TO BE DONE: Reproduce each line exactly, including spacing and punctuation.

DATA SUPPLIED:
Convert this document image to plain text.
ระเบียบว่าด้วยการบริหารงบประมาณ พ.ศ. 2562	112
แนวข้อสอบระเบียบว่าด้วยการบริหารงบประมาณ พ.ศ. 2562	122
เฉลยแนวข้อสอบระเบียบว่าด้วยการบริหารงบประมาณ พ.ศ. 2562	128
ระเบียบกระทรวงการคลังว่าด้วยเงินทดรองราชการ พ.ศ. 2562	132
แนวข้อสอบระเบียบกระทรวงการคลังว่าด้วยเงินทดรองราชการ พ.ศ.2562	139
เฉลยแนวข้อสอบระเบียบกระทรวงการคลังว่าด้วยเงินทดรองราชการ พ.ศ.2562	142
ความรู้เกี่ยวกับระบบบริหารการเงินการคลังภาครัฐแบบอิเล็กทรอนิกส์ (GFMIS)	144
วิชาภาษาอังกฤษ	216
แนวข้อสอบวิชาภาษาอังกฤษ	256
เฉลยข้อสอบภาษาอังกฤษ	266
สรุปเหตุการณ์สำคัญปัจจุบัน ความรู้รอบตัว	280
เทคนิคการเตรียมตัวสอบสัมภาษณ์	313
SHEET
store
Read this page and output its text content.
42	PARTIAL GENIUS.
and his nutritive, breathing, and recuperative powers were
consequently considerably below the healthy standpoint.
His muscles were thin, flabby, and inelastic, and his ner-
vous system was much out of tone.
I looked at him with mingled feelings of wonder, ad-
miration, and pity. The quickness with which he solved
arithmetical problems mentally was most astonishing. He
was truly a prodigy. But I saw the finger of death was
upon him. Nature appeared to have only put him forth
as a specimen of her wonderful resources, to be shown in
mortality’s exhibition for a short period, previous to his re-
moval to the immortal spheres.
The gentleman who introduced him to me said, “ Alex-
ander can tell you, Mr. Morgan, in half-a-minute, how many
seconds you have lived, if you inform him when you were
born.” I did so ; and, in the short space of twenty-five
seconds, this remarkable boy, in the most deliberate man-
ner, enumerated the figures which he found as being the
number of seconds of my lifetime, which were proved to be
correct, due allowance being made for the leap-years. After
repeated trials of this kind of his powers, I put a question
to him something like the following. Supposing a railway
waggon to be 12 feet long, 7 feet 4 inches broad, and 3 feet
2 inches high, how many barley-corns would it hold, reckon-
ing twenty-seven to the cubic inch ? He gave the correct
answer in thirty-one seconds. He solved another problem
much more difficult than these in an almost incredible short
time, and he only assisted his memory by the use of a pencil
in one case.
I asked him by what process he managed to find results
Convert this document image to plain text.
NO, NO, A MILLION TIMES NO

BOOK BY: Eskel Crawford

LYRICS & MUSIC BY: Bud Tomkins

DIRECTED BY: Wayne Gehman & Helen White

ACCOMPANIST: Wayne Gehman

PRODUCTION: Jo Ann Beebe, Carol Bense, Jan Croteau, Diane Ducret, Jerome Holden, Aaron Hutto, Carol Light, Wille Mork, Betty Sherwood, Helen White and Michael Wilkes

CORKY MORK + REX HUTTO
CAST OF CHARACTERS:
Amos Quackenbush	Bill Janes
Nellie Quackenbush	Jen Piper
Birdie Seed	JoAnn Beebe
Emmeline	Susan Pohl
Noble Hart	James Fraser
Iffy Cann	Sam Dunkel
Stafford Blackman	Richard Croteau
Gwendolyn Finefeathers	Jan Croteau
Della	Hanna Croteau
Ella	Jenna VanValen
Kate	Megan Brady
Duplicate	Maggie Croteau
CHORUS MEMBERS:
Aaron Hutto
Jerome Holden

EXERCISE ANSWER:
Convert this document image to plain text.
ระเบียบว่าด้วยการบริหารงบประมาณ พ.ศ. 2562	112
แนวข้อสอบระเบียบว่าด้วยการบริหารงบประมาณ พ.ศ. 2562	122
เฉลยแนวข้อสอบระเบียบว่าด้วยการบริหารงบประมาณ พ.ศ. 2562	128
ระเบียบกระทรวงการคลังว่าด้วยเงินทดรองราชการ พ.ศ. 2562	132
แนวข้อสอบระเบียบกระทรวงการคลังว่าด้วยเงินทดรองราชการ พ.ศ.2562	139
เฉลยแนวข้อสอบระเบียบกระทรวงการคลังว่าด้วยเงินทดรองราชการ พ.ศ.2562	142
ความรู้เกี่ยวกับระบบบริหารการเงินการคลังภาครัฐแบบอิเล็กทรอนิกส์ (GFMIS)	144
วิชาภาษาอังกฤษ	216
แนวข้อสอบวิชาภาษาอังกฤษ	256
เฉลยข้อสอบภาษาอังกฤษ	266
สรุปเหตุการณ์สำคัญปัจจุบัน ความรู้รอบตัว	280
เทคนิคการเตรียมตัวสอบสัมภาษณ์	313
SHEET
store
Read this page and output its text content.
42	PARTIAL GENIUS.
and his nutritive, breathing, and recuperative powers were
consequently considerably below the healthy standpoint.
His muscles were thin, flabby, and inelastic, and his ner-
vous system was much out of tone.
I looked at him with mingled feelings of wonder, ad-
miration, and pity. The quickness with which he solved
arithmetical problems mentally was most astonishing. He
was truly a prodigy. But I saw the finger of death was
upon him. Nature appeared to have only put him forth
as a specimen of her wonderful resources, to be shown in
mortality’s exhibition for a short period, previous to his re-
moval to the immortal spheres.
The gentleman who introduced him to me said, “ Alex-
ander can tell you, Mr. Morgan, in half-a-minute, how many
seconds you have lived, if you inform him when you were
born.” I did so ; and, in the short space of twenty-five
seconds, this remarkable boy, in the most deliberate man-
ner, enumerated the figures which he found as being the
number of seconds of my lifetime, which were proved to be
correct, due allowance being made for the leap-years. After
repeated trials of this kind of his powers, I put a question
to him something like the following. Supposing a railway
waggon to be 12 feet long, 7 feet 4 inches broad, and 3 feet
2 inches high, how many barley-corns would it hold, reckon-
ing twenty-seven to the cubic inch ? He gave the correct
answer in thirty-one seconds. He solved another problem
much more difficult than these in an almost incredible short
time, and he only assisted his memory by the use of a pencil
in one case.
I asked him by what process he managed to find results
Convert this document image to plain text.
NO, NO, A MILLION TIMES NO

BOOK BY: Eskel Crawford

LYRICS & MUSIC BY: Bud Tomkins

DIRECTED BY: Wayne Gehman & Helen White

ACCOMPANIST: Wayne Gehman

PRODUCTION: Jo Ann Beebe, Carol Bense, Jan Croteau, Diane Ducret, Jerome Holden, Aaron Hutto, Carol Light, Wille Mork, Betty Sherwood, Helen White and Michael Wilkes

CORKY MORK + REX HUTTO
CAST OF CHARACTERS:
Amos Quackenbush	Bill Janes
Nellie Quackenbush	Jen Piper
Birdie Seed	JoAnn Beebe
Emmeline	Susan Pohl
Noble Hart	James Fraser
Iffy Cann	Sam Dunkel
Stafford Blackman	Richard Croteau
Gwendolyn Finefeathers	Jan Croteau
Della	Hanna Croteau
Ella	Jenna VanValen
Kate	Megan Brady
Duplicate	Maggie Croteau
CHORUS MEMBERS:
Aaron Hutto
Jerome Holden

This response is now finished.